§ **Task requirements**
From the book page on Lisa 2, v 1.0, return the stretch from "Nick kindly asked" through "we live among.", copied word for word.

§ **Page excerpt**
_ _ _

An idyllic family summer in bucolic northern Michigan takes a turn when a playwright (Lisa) discovers a dusty Apple Lisa 2 computer in the closet of her aunt's cottage. Seduced by the retro '80s kitsch of this early Mac prototype, Lisa boots it up it to infuse new blood into her otherwise stagnating writing. But as the resulting scripts genre-switch to horror, is this Lisa's exploratory stab at a new direction, or is she under the shape-shifting spell of this Lisa 2? Which Lisa scripts the play that portends an inauspicious destiny?
Enter David, by day the operator of a shady business that re-enacts traumatic episodes to psychologically give new outcomes in his client's minds. A toxic paranoia sets in as David suspects his wife is becoming infected by this diabolical Lisa 2 contraption. Caught in the middle is David and Lisa's young daughter, acutely tuned to the lurking crisis unfolding in the cottage. David attempts a “re-iteration” to cleanse his home of this technological terror, though self-scripting these re-iterations ventures into new territory with unknown consequences. What lengths is Lisa willing to go to protect her babies, both of the flesh and on paper?
Nicholas Rombes works in Detroit. His novels include The Absolution of Roberto Acestes Laing (Two Dollar Radio), The Rachel Condition (CLASH Books), and Lisa 2, v 1.0 (Calamari Archives). He's written for The Believer, The Oxford American, n+1 online, & Filmmaker Magazine and is author of Ramones, from Bloomsbury's 33 1/3 series and 10/40/70 from Zer0 Books.
I started reading this on Sunday and was quickly consumed, bit by bit. Everything from the form, the style, the inclusion of black and white movie stills to accentuate and enhance the writing, I absolutely loved. It's an uncanny, weird analog horror story with multiple viewpoints and a family that starts at three and quickly begins to dwindle, depending on whom you believe, over the course of an annual family vacation. There's unease, there's tension, there's the typical family dynamics and all woven together in such an interesting, diabolical way. Of course, when you're dealing with an unreliable narrator, or narrators, what do you choose to believe? A wild mix, thematically of movies like Invasion of the Body Snatchers, Interstellar, and Adaptation that will have you flipping pages to read and reread passages while at the end you try to figure out just how in the hell Rombes pulled this off. I absolutely loved it, Highly recommended.
I'm surprised this and Rombes' earlier novel The Rachel Condition have not received more love. Lisa is a fascinating novel, with the initial pleasant domestic surfaces fraying as small disturbing details become visible. The voices of the two unreliable narrators are skillfully executed (as usual for Rombes). I was kept guessing about who or how much I could take for granted; the Mead-Fancher machine? (I see this, hmmm.) And the "Chopping Mall" movie actually exists, as well as the better known movies, of course. Rombes' understated prose is a pleasure, and the final reveal and quiet slide into horror (like Lisa's plays, perhaps?) is coldly effective. Easily one of my favorites of 2024.
Nick kindly asked me to blurb this book. This is what I wrote:
With the paranoia of Philip K. Dick and the artistry of Cassavettes, Lisa 2, v1.0 burrows into you 3D-pipes-screensaver style. Diabolically split into two vantage points, each narrative reads as if it’s not only a palimpsest of the other, a translucent möbius strip, but infected even further by the evil computer in the closet. A brilliant and horrifying techno-drama about the often glitchy line between identity and the things we live among.

_ _ _

§ **Dataset records**
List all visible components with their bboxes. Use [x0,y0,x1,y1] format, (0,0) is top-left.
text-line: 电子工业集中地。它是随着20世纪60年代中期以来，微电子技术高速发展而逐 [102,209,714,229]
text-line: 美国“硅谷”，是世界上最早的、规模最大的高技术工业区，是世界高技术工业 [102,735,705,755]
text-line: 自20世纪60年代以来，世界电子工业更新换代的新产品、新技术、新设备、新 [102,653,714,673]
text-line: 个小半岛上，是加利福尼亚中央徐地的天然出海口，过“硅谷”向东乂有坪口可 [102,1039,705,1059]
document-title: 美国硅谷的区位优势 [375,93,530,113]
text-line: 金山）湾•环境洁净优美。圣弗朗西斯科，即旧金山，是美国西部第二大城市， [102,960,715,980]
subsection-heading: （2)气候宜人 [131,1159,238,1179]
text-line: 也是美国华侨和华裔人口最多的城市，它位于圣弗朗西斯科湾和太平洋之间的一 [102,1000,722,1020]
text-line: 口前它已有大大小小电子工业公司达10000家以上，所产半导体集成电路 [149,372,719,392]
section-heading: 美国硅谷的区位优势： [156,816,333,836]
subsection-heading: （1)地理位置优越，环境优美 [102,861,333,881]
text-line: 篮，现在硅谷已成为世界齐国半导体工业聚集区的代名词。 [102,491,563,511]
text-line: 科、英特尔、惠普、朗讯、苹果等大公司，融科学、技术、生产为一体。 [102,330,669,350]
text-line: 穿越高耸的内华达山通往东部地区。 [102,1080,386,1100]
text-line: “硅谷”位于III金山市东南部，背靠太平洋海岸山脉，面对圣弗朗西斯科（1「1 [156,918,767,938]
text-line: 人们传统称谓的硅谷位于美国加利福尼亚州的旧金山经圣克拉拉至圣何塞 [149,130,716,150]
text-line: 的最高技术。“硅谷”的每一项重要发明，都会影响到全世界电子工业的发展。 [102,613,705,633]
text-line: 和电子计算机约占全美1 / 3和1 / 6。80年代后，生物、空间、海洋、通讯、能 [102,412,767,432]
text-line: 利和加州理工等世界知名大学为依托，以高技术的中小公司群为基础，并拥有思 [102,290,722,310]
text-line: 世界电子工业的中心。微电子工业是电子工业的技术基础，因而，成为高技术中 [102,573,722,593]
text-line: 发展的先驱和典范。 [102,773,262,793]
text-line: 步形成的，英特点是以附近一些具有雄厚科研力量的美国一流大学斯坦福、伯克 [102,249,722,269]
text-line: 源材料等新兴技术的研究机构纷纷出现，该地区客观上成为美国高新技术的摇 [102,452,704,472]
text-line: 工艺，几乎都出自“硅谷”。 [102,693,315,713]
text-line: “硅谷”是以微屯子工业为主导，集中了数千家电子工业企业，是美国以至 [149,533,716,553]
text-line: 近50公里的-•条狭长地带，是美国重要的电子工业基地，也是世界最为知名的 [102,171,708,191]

_ _ _

§ **Answer for the task**
Nick kindly asked me to blurb this book. This is what I wrote:
With the paranoia of Philip K. Dick and the artistry of Cassavettes, Lisa 2, v1.0 burrows into you 3D-pipes-screensaver style. Diabolically split into two vantage points, each narrative reads as if it’s not only a palimpsest of the other, a translucent möbius strip, but infected even further by the evil computer in the closet. A brilliant and horrifying techno-drama about the often glitchy line between identity and the things we live among.